▸ **Task goal**
Using the data below, copy each line that includes the word "Spend".

[Stored items from a collection]
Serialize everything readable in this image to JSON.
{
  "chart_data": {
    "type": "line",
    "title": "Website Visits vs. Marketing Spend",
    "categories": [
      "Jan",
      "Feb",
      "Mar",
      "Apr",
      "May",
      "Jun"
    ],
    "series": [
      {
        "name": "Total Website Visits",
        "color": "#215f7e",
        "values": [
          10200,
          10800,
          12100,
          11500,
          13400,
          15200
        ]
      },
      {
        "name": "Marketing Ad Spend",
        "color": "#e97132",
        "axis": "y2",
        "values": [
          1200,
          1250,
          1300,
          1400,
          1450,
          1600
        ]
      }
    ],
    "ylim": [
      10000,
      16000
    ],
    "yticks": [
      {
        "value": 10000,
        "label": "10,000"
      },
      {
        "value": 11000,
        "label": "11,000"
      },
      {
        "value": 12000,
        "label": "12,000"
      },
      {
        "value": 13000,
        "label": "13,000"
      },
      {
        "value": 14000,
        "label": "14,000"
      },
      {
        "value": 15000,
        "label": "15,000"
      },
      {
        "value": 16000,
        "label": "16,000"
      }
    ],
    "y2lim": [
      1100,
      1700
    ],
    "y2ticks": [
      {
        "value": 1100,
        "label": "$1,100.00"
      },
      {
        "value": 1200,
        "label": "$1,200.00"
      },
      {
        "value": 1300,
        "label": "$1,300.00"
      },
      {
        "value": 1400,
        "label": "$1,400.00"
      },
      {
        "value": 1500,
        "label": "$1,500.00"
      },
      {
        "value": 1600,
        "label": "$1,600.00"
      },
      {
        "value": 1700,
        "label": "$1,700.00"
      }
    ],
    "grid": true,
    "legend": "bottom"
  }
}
* * *
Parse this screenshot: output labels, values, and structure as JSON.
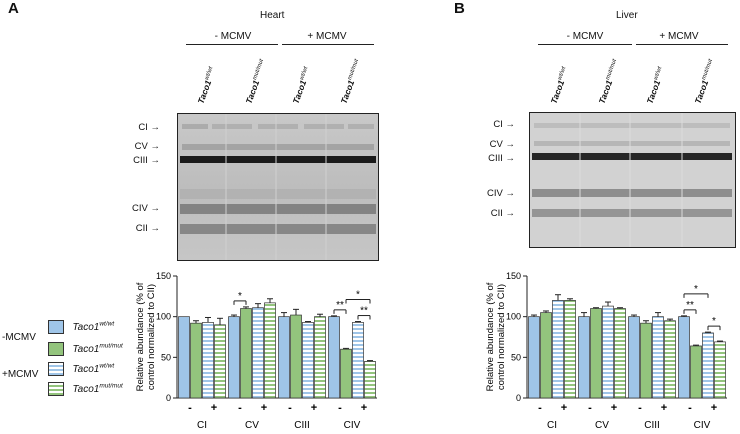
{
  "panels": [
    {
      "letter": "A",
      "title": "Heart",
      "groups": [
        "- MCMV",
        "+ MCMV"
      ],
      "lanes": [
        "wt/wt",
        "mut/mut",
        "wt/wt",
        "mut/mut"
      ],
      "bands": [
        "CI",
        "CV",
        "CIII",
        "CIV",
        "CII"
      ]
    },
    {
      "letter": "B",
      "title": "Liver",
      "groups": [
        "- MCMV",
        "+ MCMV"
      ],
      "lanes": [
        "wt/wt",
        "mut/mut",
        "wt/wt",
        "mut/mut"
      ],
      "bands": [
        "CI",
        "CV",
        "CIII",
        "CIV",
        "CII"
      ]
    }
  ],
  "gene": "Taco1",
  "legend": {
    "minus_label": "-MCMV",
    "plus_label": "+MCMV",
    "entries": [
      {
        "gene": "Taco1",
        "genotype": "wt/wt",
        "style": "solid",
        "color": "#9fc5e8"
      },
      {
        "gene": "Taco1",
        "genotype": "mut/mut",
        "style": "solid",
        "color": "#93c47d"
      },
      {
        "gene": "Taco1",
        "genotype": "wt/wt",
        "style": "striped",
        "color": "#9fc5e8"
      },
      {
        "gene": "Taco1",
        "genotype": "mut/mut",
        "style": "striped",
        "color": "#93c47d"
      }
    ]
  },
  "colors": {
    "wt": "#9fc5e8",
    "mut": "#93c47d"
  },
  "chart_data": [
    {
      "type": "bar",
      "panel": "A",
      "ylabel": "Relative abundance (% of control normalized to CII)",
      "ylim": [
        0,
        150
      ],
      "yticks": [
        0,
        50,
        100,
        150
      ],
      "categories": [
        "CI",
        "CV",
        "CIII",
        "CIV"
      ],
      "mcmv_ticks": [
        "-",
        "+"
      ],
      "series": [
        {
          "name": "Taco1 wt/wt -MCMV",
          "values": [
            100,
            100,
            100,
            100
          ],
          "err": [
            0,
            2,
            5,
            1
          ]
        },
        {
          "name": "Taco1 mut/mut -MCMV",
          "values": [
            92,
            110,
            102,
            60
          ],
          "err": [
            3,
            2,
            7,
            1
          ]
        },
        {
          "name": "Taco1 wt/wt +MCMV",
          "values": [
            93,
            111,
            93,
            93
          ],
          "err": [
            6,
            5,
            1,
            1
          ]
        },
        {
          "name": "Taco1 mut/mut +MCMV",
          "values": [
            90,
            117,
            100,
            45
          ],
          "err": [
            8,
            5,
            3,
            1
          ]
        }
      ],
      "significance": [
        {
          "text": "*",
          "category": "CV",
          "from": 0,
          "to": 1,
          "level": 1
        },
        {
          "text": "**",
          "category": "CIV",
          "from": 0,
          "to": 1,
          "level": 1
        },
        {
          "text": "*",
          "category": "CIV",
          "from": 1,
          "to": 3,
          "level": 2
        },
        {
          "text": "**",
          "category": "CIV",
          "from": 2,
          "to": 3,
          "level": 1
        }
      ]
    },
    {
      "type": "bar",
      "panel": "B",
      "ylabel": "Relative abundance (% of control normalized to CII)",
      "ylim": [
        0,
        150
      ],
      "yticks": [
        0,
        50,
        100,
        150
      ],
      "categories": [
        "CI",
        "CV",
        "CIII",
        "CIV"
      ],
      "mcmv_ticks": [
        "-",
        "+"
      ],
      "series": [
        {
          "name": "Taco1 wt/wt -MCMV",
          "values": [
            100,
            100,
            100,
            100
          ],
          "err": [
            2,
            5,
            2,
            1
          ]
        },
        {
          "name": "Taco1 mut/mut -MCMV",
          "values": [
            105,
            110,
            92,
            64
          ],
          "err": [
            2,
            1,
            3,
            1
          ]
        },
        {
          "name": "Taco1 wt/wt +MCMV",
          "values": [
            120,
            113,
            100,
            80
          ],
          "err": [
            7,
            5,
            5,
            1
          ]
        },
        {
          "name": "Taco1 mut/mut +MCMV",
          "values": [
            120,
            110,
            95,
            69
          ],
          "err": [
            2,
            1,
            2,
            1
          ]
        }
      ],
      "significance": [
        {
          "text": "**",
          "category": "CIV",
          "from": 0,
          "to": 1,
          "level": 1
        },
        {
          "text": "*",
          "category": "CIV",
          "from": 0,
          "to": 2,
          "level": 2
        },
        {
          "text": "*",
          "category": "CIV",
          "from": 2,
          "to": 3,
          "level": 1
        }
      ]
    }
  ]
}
==
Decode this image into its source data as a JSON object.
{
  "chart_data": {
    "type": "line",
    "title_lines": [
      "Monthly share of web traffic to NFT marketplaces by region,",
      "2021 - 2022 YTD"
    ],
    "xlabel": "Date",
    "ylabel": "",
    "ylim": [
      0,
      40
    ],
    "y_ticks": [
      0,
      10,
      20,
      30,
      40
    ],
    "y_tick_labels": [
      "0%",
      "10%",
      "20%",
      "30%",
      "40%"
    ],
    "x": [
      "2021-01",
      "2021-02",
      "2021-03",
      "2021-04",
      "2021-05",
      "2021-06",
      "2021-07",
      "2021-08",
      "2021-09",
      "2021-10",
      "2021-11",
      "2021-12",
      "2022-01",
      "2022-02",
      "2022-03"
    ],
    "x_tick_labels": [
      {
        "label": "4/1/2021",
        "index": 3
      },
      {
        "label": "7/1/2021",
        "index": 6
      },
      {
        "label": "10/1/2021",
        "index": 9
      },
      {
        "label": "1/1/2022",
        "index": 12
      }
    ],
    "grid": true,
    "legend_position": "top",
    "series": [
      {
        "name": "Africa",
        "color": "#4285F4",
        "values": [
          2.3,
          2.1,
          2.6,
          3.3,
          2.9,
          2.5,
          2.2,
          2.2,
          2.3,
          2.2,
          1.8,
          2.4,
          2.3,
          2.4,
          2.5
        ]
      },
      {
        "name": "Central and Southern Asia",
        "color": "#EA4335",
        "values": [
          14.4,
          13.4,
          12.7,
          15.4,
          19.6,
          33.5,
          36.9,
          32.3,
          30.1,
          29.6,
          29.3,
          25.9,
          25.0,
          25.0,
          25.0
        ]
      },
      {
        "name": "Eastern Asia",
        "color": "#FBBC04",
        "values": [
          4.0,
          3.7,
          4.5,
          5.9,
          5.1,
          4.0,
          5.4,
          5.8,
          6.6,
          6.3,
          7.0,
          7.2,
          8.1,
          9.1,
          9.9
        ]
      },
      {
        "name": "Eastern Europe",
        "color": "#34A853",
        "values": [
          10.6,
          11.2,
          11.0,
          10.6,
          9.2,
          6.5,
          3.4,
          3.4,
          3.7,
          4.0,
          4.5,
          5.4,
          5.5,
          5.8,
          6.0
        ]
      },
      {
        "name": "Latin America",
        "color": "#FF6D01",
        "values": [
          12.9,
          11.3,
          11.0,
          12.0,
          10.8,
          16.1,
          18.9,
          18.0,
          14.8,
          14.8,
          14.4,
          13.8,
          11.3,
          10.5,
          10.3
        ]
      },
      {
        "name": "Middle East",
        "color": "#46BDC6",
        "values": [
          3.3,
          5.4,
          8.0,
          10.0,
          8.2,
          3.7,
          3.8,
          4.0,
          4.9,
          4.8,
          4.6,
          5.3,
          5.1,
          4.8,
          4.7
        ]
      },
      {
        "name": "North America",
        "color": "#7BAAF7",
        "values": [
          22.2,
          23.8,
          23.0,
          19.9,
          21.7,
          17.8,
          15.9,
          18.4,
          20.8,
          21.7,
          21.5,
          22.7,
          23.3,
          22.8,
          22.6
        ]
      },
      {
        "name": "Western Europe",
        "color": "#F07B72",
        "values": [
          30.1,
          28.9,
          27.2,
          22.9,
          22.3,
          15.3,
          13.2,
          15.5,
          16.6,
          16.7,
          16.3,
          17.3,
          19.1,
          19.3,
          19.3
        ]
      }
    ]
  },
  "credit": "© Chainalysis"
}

▸ **Response**
    "title": "Website Visits vs. Marketing Spend",
        "name": "Marketing Ad Spend",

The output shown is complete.